--- MATERIALS PROVIDED ---
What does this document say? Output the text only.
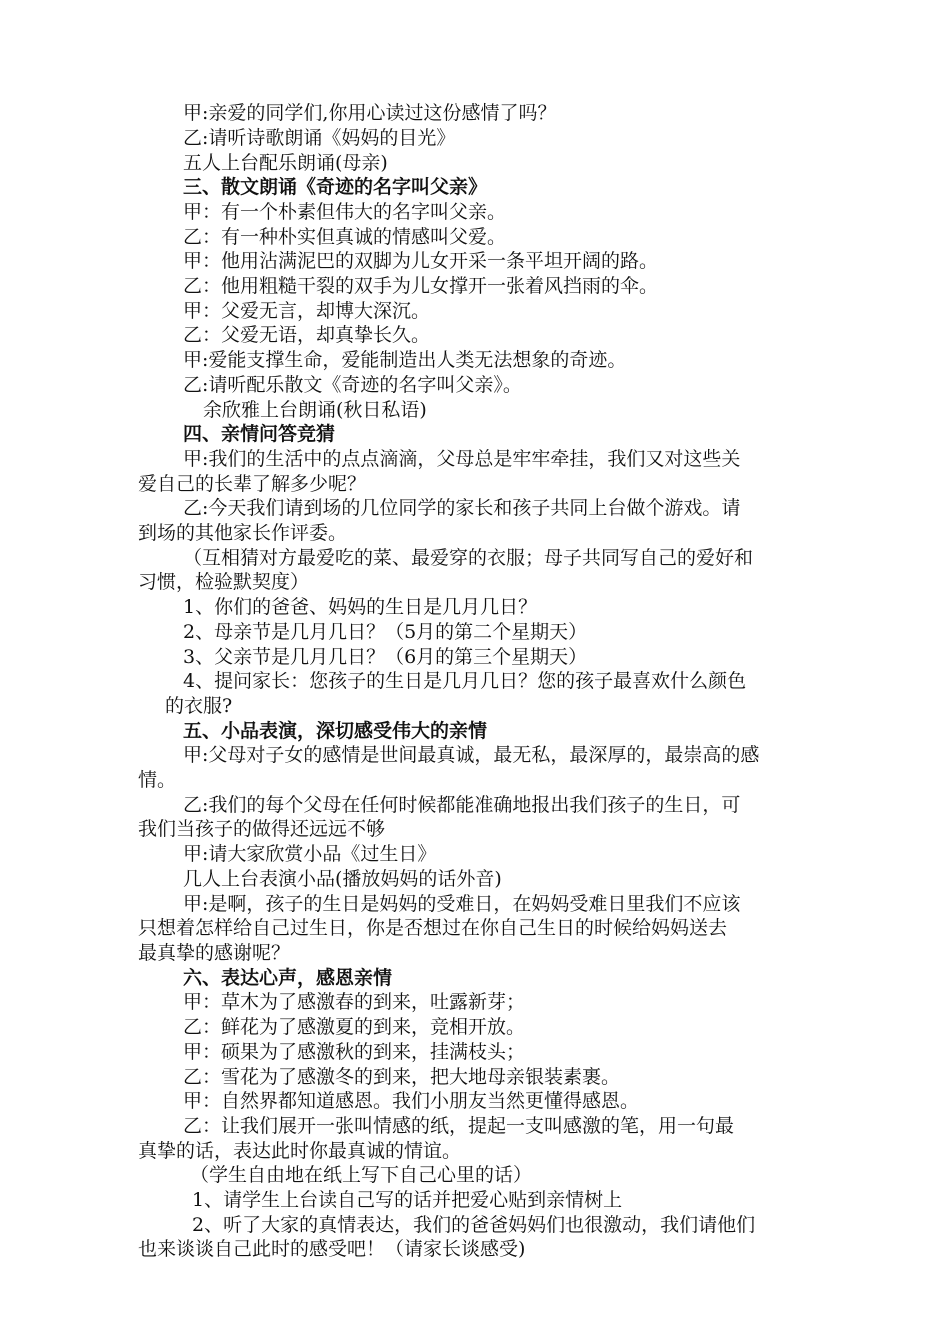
甲:亲爱的同学们,你用心读过这份感情了吗？
乙:请听诗歌朗诵《妈妈的目光》
五人上台配乐朗诵(母亲)
三、散文朗诵《奇迹的名字叫父亲》
甲：有一个朴素但伟大的名字叫父亲。
乙：有一种朴实但真诚的情感叫父爱。
甲：他用沾满泥巴的双脚为儿女开采一条平坦开阔的路。
乙：他用粗糙干裂的双手为儿女撑开一张着风挡雨的伞。
甲：父爱无言，却博大深沉。
乙：父爱无语，却真挚长久。
甲:爱能支撑生命，爱能制造出人类无法想象的奇迹。
乙:请听配乐散文《奇迹的名字叫父亲》。
余欣雅上台朗诵(秋日私语)
四、亲情问答竞猜
甲:我们的生活中的点点滴滴，父母总是牢牢牵挂，我们又对这些关
爱自己的长辈了解多少呢？
乙:今天我们请到场的几位同学的家长和孩子共同上台做个游戏。请
到场的其他家长作评委。
（互相猜对方最爱吃的菜、最爱穿的衣服；母子共同写自己的爱好和
习惯，检验默契度）
1、你们的爸爸、妈妈的生日是几月几日？
2、母亲节是几月几日？（5月的第二个星期天）
3、父亲节是几月几日？（6月的第三个星期天）
4、提问家长：您孩子的生日是几月几日？您的孩子最喜欢什么颜色
的衣服?
五、小品表演，深切感受伟大的亲情
甲:父母对子女的感情是世间最真诚，最无私，最深厚的，最崇高的感
情。
乙:我们的每个父母在任何时候都能准确地报出我们孩子的生日，可
我们当孩子的做得还远远不够
甲:请大家欣赏小品《过生日》
几人上台表演小品(播放妈妈的话外音)
甲:是啊，孩子的生日是妈妈的受难日，在妈妈受难日里我们不应该
只想着怎样给自己过生日，你是否想过在你自己生日的时候给妈妈送去
最真挚的感谢呢？
六、表达心声，感恩亲情
甲：草木为了感激春的到来，吐露新芽；
乙：鲜花为了感激夏的到来，竞相开放。
甲：硕果为了感激秋的到来，挂满枝头；
乙：雪花为了感激冬的到来，把大地母亲银装素裹。
甲：自然界都知道感恩。我们小朋友当然更懂得感恩。
乙：让我们展开一张叫情感的纸，提起一支叫感激的笔，用一句最
真挚的话，表达此时你最真诚的情谊。
（学生自由地在纸上写下自己心里的话）
1、请学生上台读自己写的话并把爱心贴到亲情树上
2、听了大家的真情表达，我们的爸爸妈妈们也很激动，我们请他们
也来谈谈自己此时的感受吧！（请家长谈感受)
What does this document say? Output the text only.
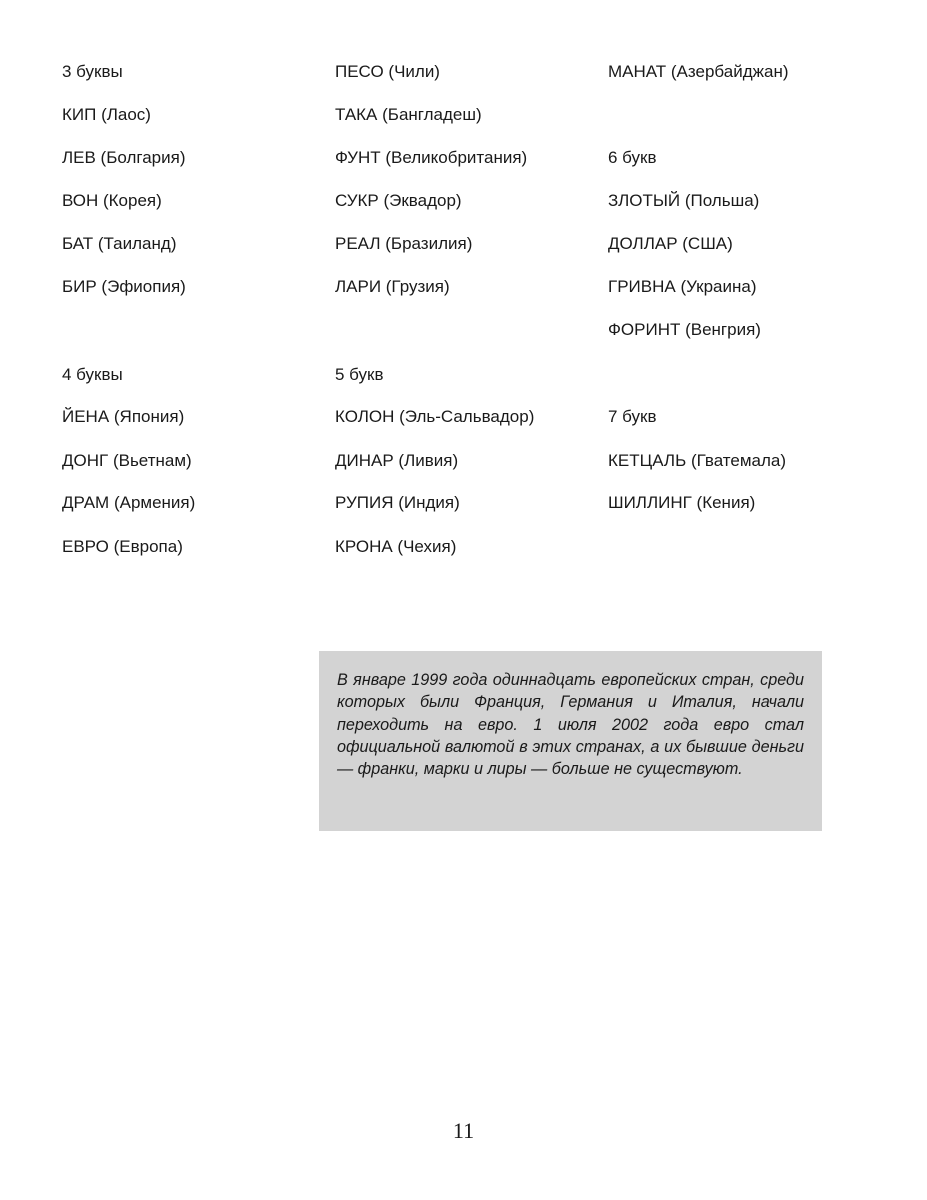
3 буквы
КИП (Лаос)
ЛЕВ (Болгария)
ВОН (Корея)
БАТ (Таиланд)
БИР (Эфиопия)
4 буквы
ЙЕНА (Япония)
ДОНГ (Вьетнам)
ДРАМ (Армения)
ЕВРО (Европа)
ПЕСО (Чили)
ТАКА (Бангладеш)
ФУНТ (Великобритания)
СУКР (Эквадор)
РЕАЛ (Бразилия)
ЛАРИ (Грузия)
5 букв
КОЛОН (Эль-Сальвадор)
ДИНАР (Ливия)
РУПИЯ (Индия)
КРОНА (Чехия)
МАНАТ (Азербайджан)
6 букв
ЗЛОТЫЙ (Польша)
ДОЛЛАР (США)
ГРИВНА (Украина)
ФОРИНТ (Венгрия)
7 букв
КЕТЦАЛЬ (Гватемала)
ШИЛЛИНГ (Кения)

В январе 1999 года одиннадцать европейских стран, среди которых были Франция, Германия и Италия, начали переходить на евро. 1 июля 2002 года евро стал официальной валютой в этих странах, а их бывшие деньги — франки, марки и лиры — больше не существуют.

11
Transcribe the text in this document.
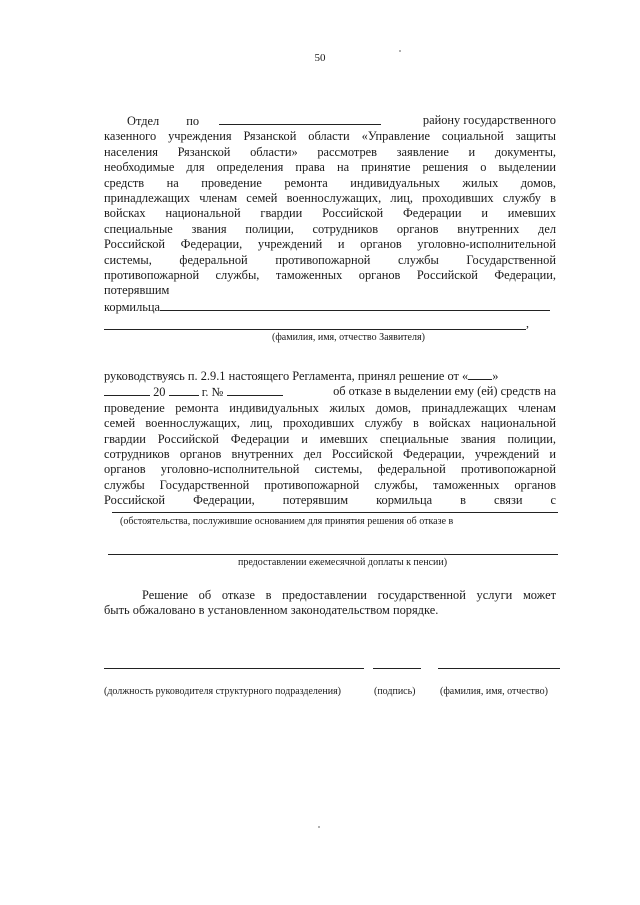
50
Отдел по	району государственного
казенного учреждения Рязанской области «Управление социальной защиты
населения Рязанской области» рассмотрев заявление и документы,
необходимые для определения права на принятие решения о выделении
средств на проведение ремонта индивидуальных жилых домов,
принадлежащих членам семей военнослужащих, лиц, проходивших службу в
войсках национальной гвардии Российской Федерации и имевших
специальные звания полиции, сотрудников органов внутренних дел
Российской Федерации, учреждений и органов уголовно-исполнительной
системы, федеральной противопожарной службы Государственной
противопожарной службы, таможенных органов Российской Федерации,
потерявшим
кормильца
,
(фамилия, имя, отчество Заявителя)
руководствуясь п. 2.9.1 настоящего Регламента, принял решение от « »
20	г. №	об отказе в выделении ему (ей) средств на
проведение ремонта индивидуальных жилых домов, принадлежащих членам
семей военнослужащих, лиц, проходивших службу в войсках национальной
гвардии Российской Федерации и имевших специальные звания полиции,
сотрудников органов внутренних дел Российской Федерации, учреждений и
органов уголовно-исполнительной системы, федеральной противопожарной
службы Государственной противопожарной службы, таможенных органов
Российской Федерации, потерявшим кормильца в связи с
(обстоятельства, послужившие основанием для принятия решения об отказе в
предоставлении ежемесячной доплаты к пенсии)
Решение об отказе в предоставлении государственной услуги может
быть обжаловано в установленном законодательством порядке.
(должность руководителя структурного подразделения)	(подпись) (фамилия, имя, отчество)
---
→ YOUR GOAL
The pictures stay out; repeat exactly the lines from the one with "Transcribe the text in this document." to the end of the entries above, and nothing else.

→ WRITTEN SOLUTION
Transcribe the text in this document.
50
Отдел по	району государственного
казенного учреждения Рязанской области «Управление социальной защиты
населения Рязанской области» рассмотрев заявление и документы,
необходимые для определения права на принятие решения о выделении
средств на проведение ремонта индивидуальных жилых домов,
принадлежащих членам семей военнослужащих, лиц, проходивших службу в
войсках национальной гвардии Российской Федерации и имевших
специальные звания полиции, сотрудников органов внутренних дел
Российской Федерации, учреждений и органов уголовно-исполнительной
системы, федеральной противопожарной службы Государственной
противопожарной службы, таможенных органов Российской Федерации,
потерявшим
кормильца
,
(фамилия, имя, отчество Заявителя)
руководствуясь п. 2.9.1 настоящего Регламента, принял решение от « »
20	г. №	об отказе в выделении ему (ей) средств на
проведение ремонта индивидуальных жилых домов, принадлежащих членам
семей военнослужащих, лиц, проходивших службу в войсках национальной
гвардии Российской Федерации и имевших специальные звания полиции,
сотрудников органов внутренних дел Российской Федерации, учреждений и
органов уголовно-исполнительной системы, федеральной противопожарной
службы Государственной противопожарной службы, таможенных органов
Российской Федерации, потерявшим кормильца в связи с
(обстоятельства, послужившие основанием для принятия решения об отказе в
предоставлении ежемесячной доплаты к пенсии)
Решение об отказе в предоставлении государственной услуги может
быть обжаловано в установленном законодательством порядке.
(должность руководителя структурного подразделения)	(подпись) (фамилия, имя, отчество)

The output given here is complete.